[Collected data entries]
________________________________________
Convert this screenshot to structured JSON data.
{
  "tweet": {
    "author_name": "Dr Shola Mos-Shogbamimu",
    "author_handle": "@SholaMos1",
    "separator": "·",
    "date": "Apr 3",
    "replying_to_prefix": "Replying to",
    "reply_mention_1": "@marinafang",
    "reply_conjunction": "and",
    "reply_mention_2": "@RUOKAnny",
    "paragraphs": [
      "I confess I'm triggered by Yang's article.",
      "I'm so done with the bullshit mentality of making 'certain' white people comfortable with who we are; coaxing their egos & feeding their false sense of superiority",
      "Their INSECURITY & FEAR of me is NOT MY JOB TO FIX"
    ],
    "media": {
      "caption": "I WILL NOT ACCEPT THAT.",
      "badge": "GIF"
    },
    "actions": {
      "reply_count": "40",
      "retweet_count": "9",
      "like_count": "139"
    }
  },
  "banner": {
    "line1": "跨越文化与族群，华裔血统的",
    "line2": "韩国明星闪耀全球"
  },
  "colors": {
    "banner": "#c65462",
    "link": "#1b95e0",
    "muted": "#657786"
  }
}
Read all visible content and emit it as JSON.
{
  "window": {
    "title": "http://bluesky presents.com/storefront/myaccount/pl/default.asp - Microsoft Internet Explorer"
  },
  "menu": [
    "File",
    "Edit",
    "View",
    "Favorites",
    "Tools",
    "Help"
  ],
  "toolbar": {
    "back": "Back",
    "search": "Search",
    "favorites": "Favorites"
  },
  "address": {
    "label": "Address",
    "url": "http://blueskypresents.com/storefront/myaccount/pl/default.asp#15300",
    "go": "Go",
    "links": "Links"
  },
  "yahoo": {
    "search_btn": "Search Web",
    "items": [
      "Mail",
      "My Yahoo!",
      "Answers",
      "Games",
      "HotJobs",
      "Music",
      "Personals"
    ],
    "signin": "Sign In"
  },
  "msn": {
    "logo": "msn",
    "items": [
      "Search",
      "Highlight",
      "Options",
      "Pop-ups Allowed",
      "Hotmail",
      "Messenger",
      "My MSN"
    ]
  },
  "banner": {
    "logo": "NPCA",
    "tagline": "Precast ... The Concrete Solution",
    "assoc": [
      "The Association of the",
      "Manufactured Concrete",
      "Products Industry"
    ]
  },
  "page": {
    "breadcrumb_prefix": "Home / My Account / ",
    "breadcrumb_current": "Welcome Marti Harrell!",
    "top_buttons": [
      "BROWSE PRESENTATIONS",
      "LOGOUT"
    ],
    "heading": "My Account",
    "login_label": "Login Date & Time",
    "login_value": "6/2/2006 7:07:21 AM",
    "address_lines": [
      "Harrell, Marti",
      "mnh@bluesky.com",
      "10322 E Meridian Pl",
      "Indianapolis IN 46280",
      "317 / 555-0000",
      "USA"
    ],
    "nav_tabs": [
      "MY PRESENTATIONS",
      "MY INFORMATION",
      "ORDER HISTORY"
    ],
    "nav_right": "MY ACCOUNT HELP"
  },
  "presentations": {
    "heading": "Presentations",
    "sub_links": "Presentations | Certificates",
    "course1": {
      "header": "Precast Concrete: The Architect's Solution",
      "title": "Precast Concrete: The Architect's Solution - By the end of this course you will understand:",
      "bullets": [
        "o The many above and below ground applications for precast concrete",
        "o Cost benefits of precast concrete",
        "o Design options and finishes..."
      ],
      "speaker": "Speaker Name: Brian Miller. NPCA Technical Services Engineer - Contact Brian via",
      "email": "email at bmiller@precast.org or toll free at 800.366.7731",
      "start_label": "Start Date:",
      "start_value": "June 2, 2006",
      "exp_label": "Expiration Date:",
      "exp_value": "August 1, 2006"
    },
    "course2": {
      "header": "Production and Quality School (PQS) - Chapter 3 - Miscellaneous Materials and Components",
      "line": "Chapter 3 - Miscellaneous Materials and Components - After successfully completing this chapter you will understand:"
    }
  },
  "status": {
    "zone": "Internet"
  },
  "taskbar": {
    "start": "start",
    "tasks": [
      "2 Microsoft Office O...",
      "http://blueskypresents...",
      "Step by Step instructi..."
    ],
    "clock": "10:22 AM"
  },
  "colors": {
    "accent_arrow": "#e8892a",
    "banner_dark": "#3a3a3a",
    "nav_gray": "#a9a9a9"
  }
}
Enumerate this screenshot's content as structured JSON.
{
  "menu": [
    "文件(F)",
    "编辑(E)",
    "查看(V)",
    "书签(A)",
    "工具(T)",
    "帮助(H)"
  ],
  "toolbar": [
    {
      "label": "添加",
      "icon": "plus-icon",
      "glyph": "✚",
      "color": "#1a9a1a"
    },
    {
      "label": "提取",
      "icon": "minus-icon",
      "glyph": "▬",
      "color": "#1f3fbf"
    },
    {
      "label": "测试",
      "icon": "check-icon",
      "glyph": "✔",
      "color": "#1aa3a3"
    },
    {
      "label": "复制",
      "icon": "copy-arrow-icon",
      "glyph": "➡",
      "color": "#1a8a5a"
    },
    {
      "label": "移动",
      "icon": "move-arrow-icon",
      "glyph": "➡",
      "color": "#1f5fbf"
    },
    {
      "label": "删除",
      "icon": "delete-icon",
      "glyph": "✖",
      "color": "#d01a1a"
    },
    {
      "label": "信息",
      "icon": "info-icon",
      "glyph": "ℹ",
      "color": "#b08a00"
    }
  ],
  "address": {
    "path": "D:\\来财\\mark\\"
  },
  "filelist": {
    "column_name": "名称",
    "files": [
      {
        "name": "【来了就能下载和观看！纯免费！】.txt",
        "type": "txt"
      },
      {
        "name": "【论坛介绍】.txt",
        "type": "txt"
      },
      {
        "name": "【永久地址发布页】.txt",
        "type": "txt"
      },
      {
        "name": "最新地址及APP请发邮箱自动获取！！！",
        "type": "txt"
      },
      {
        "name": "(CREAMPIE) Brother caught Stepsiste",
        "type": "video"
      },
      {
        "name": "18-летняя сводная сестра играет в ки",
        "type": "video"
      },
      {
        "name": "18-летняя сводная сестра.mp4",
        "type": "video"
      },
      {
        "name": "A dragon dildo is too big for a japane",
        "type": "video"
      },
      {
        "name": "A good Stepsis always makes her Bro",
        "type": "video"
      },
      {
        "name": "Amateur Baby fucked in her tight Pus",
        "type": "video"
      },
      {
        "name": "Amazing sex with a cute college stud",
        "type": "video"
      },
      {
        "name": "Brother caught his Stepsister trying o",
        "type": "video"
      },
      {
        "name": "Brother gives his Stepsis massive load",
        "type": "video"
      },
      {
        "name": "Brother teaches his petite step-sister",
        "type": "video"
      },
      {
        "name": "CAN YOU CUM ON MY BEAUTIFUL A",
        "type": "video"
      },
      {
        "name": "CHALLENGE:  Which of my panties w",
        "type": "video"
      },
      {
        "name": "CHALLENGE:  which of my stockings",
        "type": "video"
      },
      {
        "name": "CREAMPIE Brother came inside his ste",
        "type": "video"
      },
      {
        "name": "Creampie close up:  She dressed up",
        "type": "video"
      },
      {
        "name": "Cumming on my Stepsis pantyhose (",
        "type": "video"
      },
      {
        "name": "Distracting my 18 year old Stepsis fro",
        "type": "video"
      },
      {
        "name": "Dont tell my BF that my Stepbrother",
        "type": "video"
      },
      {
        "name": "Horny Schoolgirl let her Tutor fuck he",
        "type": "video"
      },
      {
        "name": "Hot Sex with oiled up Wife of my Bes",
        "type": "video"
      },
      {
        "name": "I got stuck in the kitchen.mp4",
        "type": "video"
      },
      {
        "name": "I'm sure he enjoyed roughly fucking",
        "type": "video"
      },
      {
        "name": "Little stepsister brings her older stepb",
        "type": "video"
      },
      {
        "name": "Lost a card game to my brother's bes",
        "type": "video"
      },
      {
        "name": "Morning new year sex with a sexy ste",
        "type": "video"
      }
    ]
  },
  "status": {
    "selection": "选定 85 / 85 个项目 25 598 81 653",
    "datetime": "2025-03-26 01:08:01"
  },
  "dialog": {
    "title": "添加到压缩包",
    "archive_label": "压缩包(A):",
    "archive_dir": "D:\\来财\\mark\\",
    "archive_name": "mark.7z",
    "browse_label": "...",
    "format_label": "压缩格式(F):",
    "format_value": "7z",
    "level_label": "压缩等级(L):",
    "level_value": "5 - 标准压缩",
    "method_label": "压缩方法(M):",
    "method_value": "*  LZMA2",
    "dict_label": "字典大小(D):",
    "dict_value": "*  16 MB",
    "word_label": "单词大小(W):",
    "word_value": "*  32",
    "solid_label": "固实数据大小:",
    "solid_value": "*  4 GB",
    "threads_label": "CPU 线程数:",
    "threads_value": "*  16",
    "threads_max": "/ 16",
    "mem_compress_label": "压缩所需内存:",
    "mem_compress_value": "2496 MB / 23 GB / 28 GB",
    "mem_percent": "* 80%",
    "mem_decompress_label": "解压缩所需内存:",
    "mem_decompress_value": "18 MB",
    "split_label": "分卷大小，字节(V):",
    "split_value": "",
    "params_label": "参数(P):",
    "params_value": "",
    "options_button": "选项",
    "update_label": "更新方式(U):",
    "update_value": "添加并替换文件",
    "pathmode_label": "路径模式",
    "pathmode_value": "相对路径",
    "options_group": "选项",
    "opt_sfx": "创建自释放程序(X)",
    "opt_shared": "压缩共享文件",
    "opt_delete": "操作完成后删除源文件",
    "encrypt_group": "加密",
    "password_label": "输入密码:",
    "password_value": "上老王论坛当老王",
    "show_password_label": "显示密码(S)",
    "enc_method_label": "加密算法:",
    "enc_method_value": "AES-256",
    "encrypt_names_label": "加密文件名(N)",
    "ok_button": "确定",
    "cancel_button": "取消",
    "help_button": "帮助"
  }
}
________________________________________
DO THIS:
For each line of the entries that includes "content", show that line.

COMPLETED EXERCISE:
Read all visible content and emit it as JSON.
Enumerate this screenshot's content as structured JSON.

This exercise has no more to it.